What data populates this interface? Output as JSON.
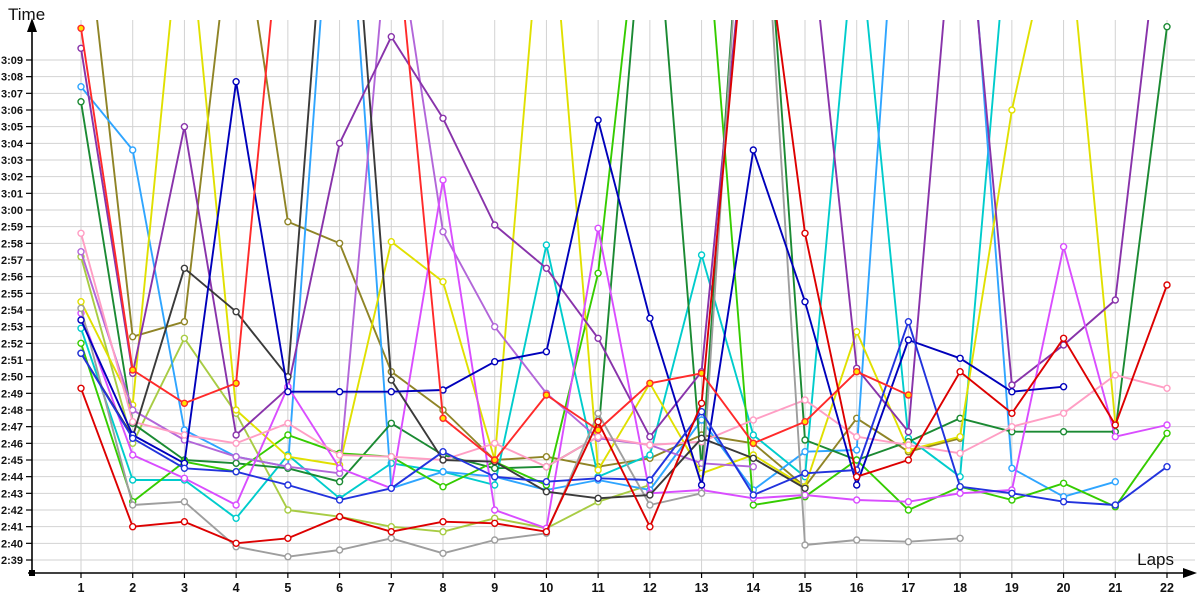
{
  "chart_data": {
    "type": "line",
    "title": "",
    "xlabel": "Laps",
    "ylabel": "Time",
    "x": [
      1,
      2,
      3,
      4,
      5,
      6,
      7,
      8,
      9,
      10,
      11,
      12,
      13,
      14,
      15,
      16,
      17,
      18,
      19,
      20,
      21,
      22
    ],
    "x_tick_labels": [
      "1",
      "2",
      "3",
      "4",
      "5",
      "6",
      "7",
      "8",
      "9",
      "10",
      "11",
      "12",
      "13",
      "14",
      "15",
      "16",
      "17",
      "18",
      "19",
      "20",
      "21",
      "22"
    ],
    "y_axis_unit": "minutes:seconds lap time",
    "y_tick_seconds": [
      159,
      160,
      161,
      162,
      163,
      164,
      165,
      166,
      167,
      168,
      169,
      170,
      171,
      172,
      173,
      174,
      175,
      176,
      177,
      178,
      179,
      180,
      181,
      182,
      183,
      184,
      185,
      186,
      187,
      188,
      189
    ],
    "y_tick_labels": [
      "2:39",
      "2:40",
      "2:41",
      "2:42",
      "2:43",
      "2:44",
      "2:45",
      "2:46",
      "2:47",
      "2:48",
      "2:49",
      "2:50",
      "2:51",
      "2:52",
      "2:53",
      "2:54",
      "2:55",
      "2:56",
      "2:57",
      "2:58",
      "2:59",
      "3:00",
      "3:01",
      "3:02",
      "3:03",
      "3:04",
      "3:05",
      "3:06",
      "3:07",
      "3:08",
      "3:09"
    ],
    "ylim_seconds": [
      159,
      189
    ],
    "grid": true,
    "legend_position": "none",
    "clip_note": "values above ~3:11 run off the top of the plot (pit/out laps)",
    "series": [
      {
        "name": "yellow-green",
        "color": "#a8cc44",
        "marker_fill": "#ffffff",
        "values_seconds": [
          177.2,
          166.0,
          172.3,
          167.8,
          162.0,
          161.6,
          161.0,
          160.7,
          161.5,
          160.9,
          162.5,
          163.5,
          null,
          null,
          null,
          null,
          null,
          null,
          null,
          null,
          null,
          null
        ]
      },
      {
        "name": "olive",
        "color": "#8f8426",
        "marker_fill": "#ffffff",
        "values_seconds": [
          200,
          172.4,
          173.3,
          200,
          179.3,
          178.0,
          170.3,
          168.0,
          165.0,
          165.2,
          164.6,
          165.1,
          166.5,
          166.0,
          163.4,
          167.5,
          165.5,
          166.3,
          null,
          null,
          null,
          null
        ]
      },
      {
        "name": "turquoise",
        "color": "#00cccc",
        "marker_fill": "#ffffff",
        "values_seconds": [
          172.9,
          163.8,
          163.8,
          161.5,
          165.3,
          162.7,
          164.8,
          164.3,
          163.5,
          177.9,
          164.0,
          165.3,
          177.3,
          166.5,
          164.0,
          198,
          166.3,
          164.0,
          200,
          null,
          null,
          null
        ]
      },
      {
        "name": "sky-blue",
        "color": "#2fa5ff",
        "marker_fill": "#ffffff",
        "values_seconds": [
          187.4,
          183.6,
          166.8,
          165.2,
          164.6,
          207,
          163.3,
          164.3,
          164.0,
          163.2,
          163.8,
          163.2,
          167.4,
          163.2,
          165.5,
          165.6,
          210,
          206,
          164.5,
          162.8,
          163.7,
          null
        ]
      },
      {
        "name": "forest-green",
        "color": "#1b8a33",
        "marker_fill": "#ffffff",
        "values_seconds": [
          186.5,
          167.2,
          165.0,
          164.8,
          164.5,
          163.7,
          167.2,
          165.3,
          164.5,
          164.6,
          166.4,
          203,
          164.5,
          210,
          166.2,
          165.0,
          166.1,
          167.5,
          166.7,
          166.7,
          166.7,
          191.0
        ]
      },
      {
        "name": "lime-green",
        "color": "#35cc00",
        "marker_fill": "#ffffff",
        "values_seconds": [
          172.0,
          162.5,
          164.9,
          164.3,
          166.5,
          165.4,
          165.2,
          163.4,
          164.9,
          163.5,
          176.2,
          204,
          201,
          162.3,
          162.8,
          165.0,
          162.0,
          163.4,
          162.6,
          163.6,
          162.2,
          166.6
        ]
      },
      {
        "name": "yellow",
        "color": "#e0e000",
        "marker_fill": "#ffffff",
        "values_seconds": [
          174.5,
          168.3,
          200,
          168.0,
          165.2,
          164.7,
          178.1,
          175.7,
          165.0,
          202,
          164.4,
          169.6,
          164.2,
          165.3,
          163.4,
          172.7,
          165.6,
          166.4,
          186.0,
          200,
          167.2,
          null
        ]
      },
      {
        "name": "light-purple",
        "color": "#b266d9",
        "marker_fill": "#ffffff",
        "values_seconds": [
          177.5,
          168.0,
          166.2,
          165.2,
          164.6,
          164.2,
          199,
          178.7,
          173.0,
          169.0,
          166.3,
          165.9,
          164.8,
          164.6,
          null,
          null,
          null,
          null,
          null,
          null,
          null,
          null
        ]
      },
      {
        "name": "purple",
        "color": "#8833aa",
        "marker_fill": "#ffffff",
        "values_seconds": [
          189.7,
          170.2,
          185.0,
          166.5,
          169.3,
          184.0,
          190.4,
          185.5,
          179.1,
          176.5,
          172.3,
          166.4,
          170.3,
          202,
          200,
          170.5,
          166.7,
          203,
          169.5,
          171.9,
          174.6,
          201
        ]
      },
      {
        "name": "violet-magenta",
        "color": "#d94dff",
        "marker_fill": "#ffffff",
        "values_seconds": [
          173.8,
          165.3,
          163.9,
          162.3,
          169.4,
          164.5,
          163.3,
          181.8,
          162.0,
          160.9,
          178.9,
          163.0,
          163.2,
          162.7,
          162.9,
          162.6,
          162.5,
          163.0,
          163.2,
          177.8,
          166.4,
          167.1
        ]
      },
      {
        "name": "pink",
        "color": "#ff9ec4",
        "marker_fill": "#ffffff",
        "values_seconds": [
          178.6,
          167.3,
          166.5,
          166.0,
          167.2,
          165.3,
          165.2,
          165.0,
          166.0,
          164.6,
          166.4,
          165.9,
          166.1,
          167.4,
          168.6,
          166.4,
          165.9,
          165.4,
          167.0,
          167.8,
          170.1,
          169.3
        ]
      },
      {
        "name": "gray",
        "color": "#9e9e9e",
        "marker_fill": "#ffffff",
        "values_seconds": [
          174.1,
          162.3,
          162.5,
          159.8,
          159.2,
          159.6,
          160.3,
          159.4,
          160.2,
          160.6,
          167.8,
          162.3,
          163.0,
          210,
          159.9,
          160.2,
          160.1,
          160.3,
          null,
          null,
          null,
          null
        ]
      },
      {
        "name": "black",
        "color": "#3a3a3a",
        "marker_fill": "#ffffff",
        "values_seconds": [
          171.4,
          166.4,
          176.5,
          173.9,
          170.0,
          210,
          169.8,
          165.0,
          164.9,
          163.1,
          162.7,
          162.9,
          166.3,
          165.1,
          163.3,
          null,
          null,
          null,
          null,
          null,
          null,
          null
        ]
      },
      {
        "name": "navy-blue",
        "color": "#0000bb",
        "marker_fill": "#ffffff",
        "values_seconds": [
          173.4,
          166.5,
          164.8,
          187.7,
          169.1,
          169.1,
          169.1,
          169.2,
          170.9,
          171.5,
          185.4,
          173.5,
          163.5,
          183.6,
          174.5,
          163.5,
          172.2,
          171.1,
          169.1,
          169.4,
          null,
          null
        ]
      },
      {
        "name": "royal-blue",
        "color": "#2233dd",
        "marker_fill": "#ffffff",
        "values_seconds": [
          171.4,
          166.3,
          164.5,
          164.3,
          163.5,
          162.6,
          163.3,
          165.5,
          164.0,
          163.7,
          163.9,
          163.8,
          167.9,
          162.9,
          164.2,
          164.4,
          173.3,
          163.4,
          163.0,
          162.5,
          162.3,
          164.6
        ]
      },
      {
        "name": "crimson-red",
        "color": "#ff2a2a",
        "marker_fill": "#ffe400",
        "values_seconds": [
          190.9,
          170.4,
          168.4,
          169.6,
          202,
          204,
          200,
          167.5,
          165.0,
          168.9,
          166.8,
          169.6,
          170.2,
          166.0,
          167.3,
          170.3,
          168.9,
          null,
          null,
          null,
          null,
          null
        ]
      },
      {
        "name": "red",
        "color": "#dd0000",
        "marker_fill": "#ffffff",
        "values_seconds": [
          169.3,
          161.0,
          161.3,
          160.0,
          160.3,
          161.6,
          160.7,
          161.3,
          161.2,
          160.7,
          167.3,
          161.0,
          168.4,
          202,
          178.6,
          164.0,
          165.0,
          170.3,
          167.8,
          172.3,
          167.1,
          175.5
        ]
      }
    ]
  },
  "labels": {
    "y_axis_title": "Time",
    "x_axis_title": "Laps"
  },
  "style": {
    "background": "#ffffff",
    "grid_color": "#d2d2d2",
    "axis_color": "#000000",
    "tick_text_color": "#111111"
  }
}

○ ○ ○ ○ ○

> [PROBLEM REQUIREMENTS] Copy all lines from the data that hold the word "green".

> [WORKED SOLUTION]
        "name": "yellow-green",
        "name": "forest-green",
        "name": "lime-green",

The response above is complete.